------ Çıkarılan Metin ------

Son günlerde 28 Şubat’tan, 27 Mayıs’a, Gezi sürecinden tek parti uygulamalarına kadar yelpazesi geniş bir gündemin içindeyiz.
Bu gündem çeşitliliğini kaotik bir atmosfere dönüştürme çabalarını hissediyoruz.
Biz biliyoruz ki her darbenin aklı farklıydı.
Ve yine tecrübeyle sabittir ki, olanların çoğunluğu suni gündemlerle gerçekleştirilmişti.
Bu gündemleri oluşturan üç ayaklı bir yapı vardı; asker, akademisyen-siyasetçi ve medya.
Şimdi bu aparatların hepsi tamam, sadece asker eksik. Asker olması gerektiği yerde. Asker; siyasetin emrinde sınır içi ve ötesinde destanlar yazmakta.
Bu nedenle Can Ataklı’nın dediği gibi bu “kabiliyet” yani askerin “teknik olarak” darbe yapmasının mümkün olmaması, siyasete takılacak çelme için durumlarını zorlaştırıyor. Bu defa beyin yanma seviyesinde, sözde fikir üretiyorlar.
Cumhurbaşkanı Erdoğan siyasetinin, halktaki karşılığı anketlerde hala en yüksek değerde görülüyor.
Marjinaller ve akl-ı evveller için sandıkta yenme şansının olmadığı bu iktidarı, darbeyle de deviremiyorsan ne yaparsın?
Can Ataklı çözümü PKK’ya göz kırpmakta buldu. Nasıl mı? “Büyük felaketler, büyük doğal afetler olmalı” diyor ve ekliyor; “öyle sıradan orman yangınları değil, ülkenin her yerini etkisine alacak türden olmalı.”
PKK yorumunu özellikle vurguluyorum. Sabotaj sonucu çıkan orman yangınlarını kim çıkarıyor? Elbette PKK. Fakat Ataklı’nın verdiği mesaj; orman yangınları yetmez, eş zamanlı ve çok büyük ölçekli, tüm ülkeyi etkisi altına alacak ve iktidarı aciz bırakacak bir yangın “fikri”.
İktidarı düşürme planındaki ikinci dahiyane fikir (!) büyük askeri bir felaketin olması. Bu ne demek?

------ Sağlanan Bilgiler ------

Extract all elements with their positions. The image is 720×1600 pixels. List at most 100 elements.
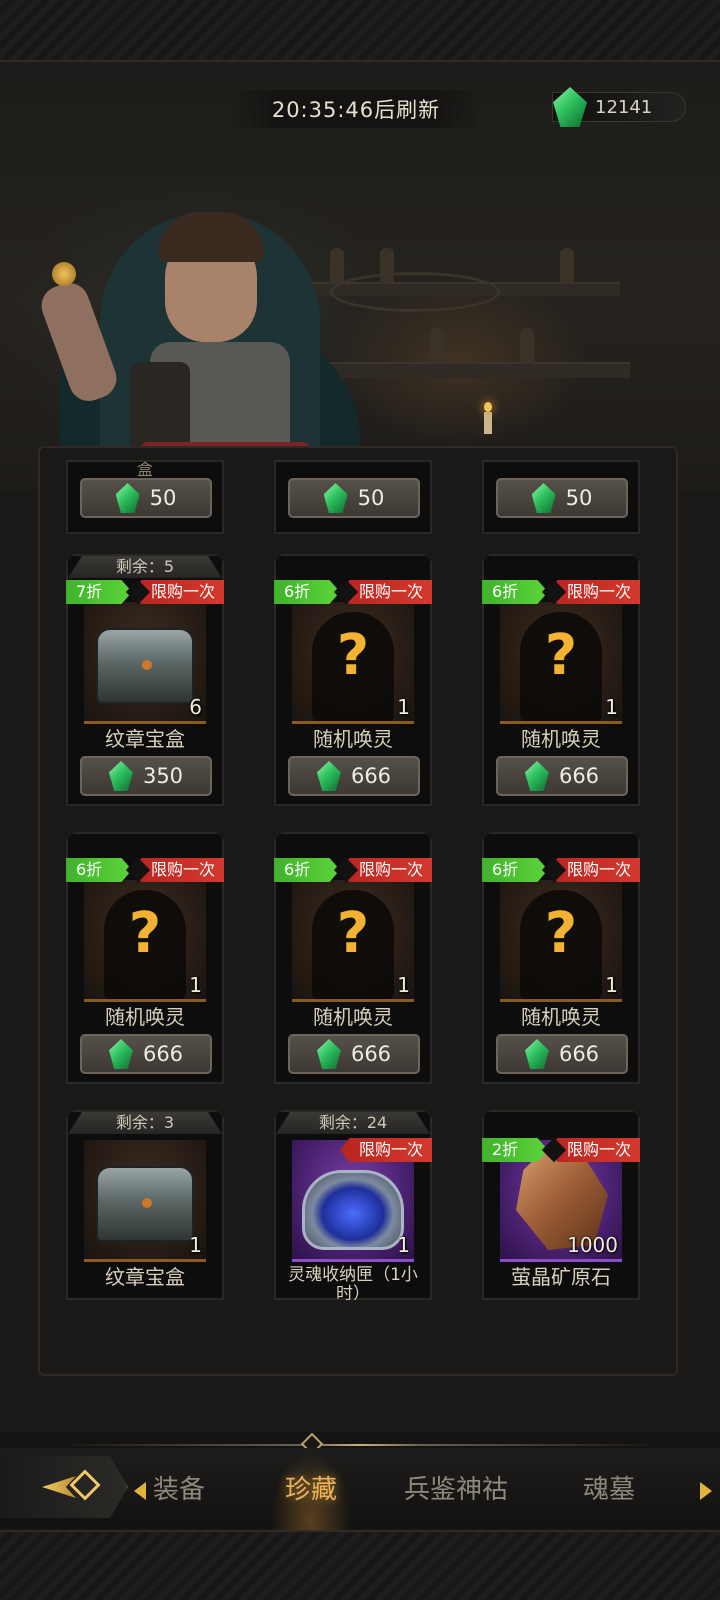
price-value: 50	[357, 486, 385, 510]
tab-soul-tomb[interactable]: 魂墓	[578, 1468, 640, 1512]
buy-button[interactable]: 666	[496, 756, 628, 796]
tab-collection[interactable]: 珍藏	[280, 1468, 342, 1512]
discount-tag: 7折	[62, 580, 132, 604]
candle	[484, 412, 492, 434]
green-crystal-icon	[115, 483, 140, 513]
price-value: 350	[142, 764, 184, 788]
item-quantity: 6	[189, 695, 202, 719]
green-crystal-icon	[531, 483, 556, 513]
refresh-timer: 20:35:46后刷新	[232, 90, 480, 128]
chest-lock	[142, 660, 152, 670]
item-name: 随机唤灵	[105, 1005, 185, 1029]
item-icon-frame[interactable]: 6	[84, 602, 206, 724]
buy-button[interactable]: 666	[288, 1034, 420, 1074]
item-icon-frame[interactable]: ? 1	[292, 602, 414, 724]
question-mark-icon: ?	[128, 901, 162, 966]
green-crystal-icon	[109, 761, 133, 791]
green-crystal-icon	[323, 483, 348, 513]
price-value: 50	[565, 486, 593, 510]
shop-item-card[interactable]: 剩余：3 1 纹章宝盒	[66, 1110, 224, 1300]
buy-button[interactable]: 666	[80, 1034, 212, 1074]
remaining-count: 剩余：5	[68, 556, 222, 578]
question-mark-icon: ?	[336, 901, 370, 966]
shop-item-card[interactable]: 盒 50	[66, 460, 224, 534]
bottle-decoration	[560, 248, 574, 284]
top-ornament-frame	[0, 0, 720, 62]
question-mark-icon: ?	[544, 623, 578, 688]
item-icon-frame[interactable]: ? 1	[292, 880, 414, 1002]
price-value: 666	[142, 1042, 184, 1066]
green-crystal-icon	[525, 1039, 549, 1069]
discount-tag: 6折	[62, 858, 132, 882]
currency-display[interactable]: 12141	[552, 87, 686, 127]
tab-equipment[interactable]: 装备	[148, 1468, 210, 1512]
item-quantity: 1	[397, 1233, 410, 1257]
back-diamond-icon	[69, 1469, 101, 1501]
price-value: 666	[350, 1042, 392, 1066]
item-name-partial: 盒	[136, 460, 153, 479]
shop-item-card[interactable]: 剩余：24 1 限购一次 灵魂收纳匣（1小时）	[274, 1110, 432, 1300]
price-value: 666	[558, 1042, 600, 1066]
green-crystal-icon	[525, 761, 549, 791]
price-value: 666	[558, 764, 600, 788]
item-name: 随机唤灵	[521, 1005, 601, 1029]
nav-divider	[60, 1444, 660, 1446]
shop-item-card[interactable]: 剩余：5 6 7折 限购一次 纹章宝盒 350	[66, 554, 224, 806]
buy-button[interactable]: 666	[496, 1034, 628, 1074]
item-quantity: 1	[605, 973, 618, 997]
item-icon-frame[interactable]: ? 1	[84, 880, 206, 1002]
item-icon-frame[interactable]: ? 1	[500, 880, 622, 1002]
shop-item-card[interactable]: 1000 2折 限购一次 萤晶矿原石	[482, 1110, 640, 1300]
shop-item-card[interactable]: ? 1 6折 限购一次 随机唤灵 666	[274, 554, 432, 806]
price-value: 50	[149, 486, 177, 510]
chest-icon	[96, 1166, 194, 1242]
remaining-count: 剩余：24	[276, 1112, 430, 1134]
soul-box-icon	[302, 1170, 404, 1250]
green-crystal-icon	[553, 87, 587, 127]
buy-button[interactable]: 350	[80, 756, 212, 796]
buy-button[interactable]: 50	[496, 478, 628, 518]
item-icon-frame[interactable]: ? 1	[500, 602, 622, 724]
green-crystal-icon	[109, 1039, 133, 1069]
price-value: 666	[350, 764, 392, 788]
shop-item-card[interactable]: 50	[274, 460, 432, 534]
item-quantity: 1	[189, 1233, 202, 1257]
item-name: 随机唤灵	[521, 727, 601, 751]
item-quantity: 1000	[567, 1233, 618, 1257]
question-mark-icon: ?	[336, 623, 370, 688]
shop-item-card[interactable]: ? 1 6折 限购一次 随机唤灵 666	[482, 832, 640, 1084]
bottom-ornament-frame	[0, 1530, 720, 1600]
discount-tag: 6折	[478, 858, 548, 882]
bottle-decoration	[330, 248, 344, 284]
item-name: 纹章宝盒	[105, 1265, 185, 1289]
item-icon-frame[interactable]: 1	[84, 1140, 206, 1262]
item-name: 萤晶矿原石	[511, 1265, 611, 1289]
shop-item-card[interactable]: ? 1 6折 限购一次 随机唤灵 666	[482, 554, 640, 806]
buy-button[interactable]: 666	[288, 756, 420, 796]
limit-tag: 限购一次	[340, 1138, 436, 1162]
discount-tag: 6折	[270, 580, 340, 604]
shop-item-card[interactable]: ? 1 6折 限购一次 随机唤灵 666	[274, 832, 432, 1084]
back-button[interactable]	[0, 1456, 128, 1518]
remaining-count: 剩余：3	[68, 1112, 222, 1134]
question-mark-icon: ?	[544, 901, 578, 966]
shop-item-card[interactable]: ? 1 6折 限购一次 随机唤灵 666	[66, 832, 224, 1084]
item-name: 纹章宝盒	[105, 727, 185, 751]
bottle-decoration	[520, 328, 534, 364]
discount-tag: 6折	[270, 858, 340, 882]
bottle-decoration	[430, 328, 444, 364]
item-quantity: 1	[189, 973, 202, 997]
item-quantity: 1	[397, 973, 410, 997]
discount-tag: 2折	[478, 1138, 548, 1162]
item-quantity: 1	[605, 695, 618, 719]
buy-button[interactable]: 50	[288, 478, 420, 518]
shop-item-card[interactable]: 50	[482, 460, 640, 534]
item-name: 随机唤灵	[313, 1005, 393, 1029]
green-crystal-icon	[317, 1039, 341, 1069]
chest-lock	[142, 1198, 152, 1208]
refresh-timer-text: 20:35:46后刷新	[271, 98, 441, 122]
buy-button[interactable]: 50	[80, 478, 212, 518]
tab-weapon-codex[interactable]: 兵鉴神祜	[398, 1468, 514, 1512]
shop-shelf	[290, 362, 630, 378]
gold-coin-icon	[52, 262, 76, 286]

------

Alıştırma Görevleri =>
**a.** Çıkarılan metnin "Biz biliyoruz ki" sözleriyle başlayıp "ötesinde destanlar yazmakta." sözleriyle biten bölümünü olduğu gibi yazınız.
**b.** Çıkarılan metne göre aşağıdaki soruları cevaplayınız.
(i) Gündemleri oluşturan üç ayaklı yapının unsurları nelerdir?
(ii) Cumhurbaşkanı Erdoğan siyasetinin halktaki karşılığı anketlerde nasıl görülmektedir?
(iii) İktidarı düşürme planındaki ikinci fikir nedir?
Görevleri yalnızca çıkarılan metne dayanarak yapınız.

Görev Çözümleri =>
**a.**
Biz biliyoruz ki her darbenin aklı farklıydı.
Ve yine tecrübeyle sabittir ki, olanların çoğunluğu suni gündemlerle gerçekleştirilmişti.
Bu gündemleri oluşturan üç ayaklı bir yapı vardı; asker, akademisyen-siyasetçi ve medya.
Şimdi bu aparatların hepsi tamam, sadece asker eksik. Asker olması gerektiği yerde. Asker; siyasetin emrinde sınır içi ve ötesinde destanlar yazmakta.

**b.**
(i) Asker, akademisyen-siyasetçi ve medya.
(ii) Hâlâ en yüksek değerde görülmektedir.
(iii) Büyük askerî bir felaketin olması.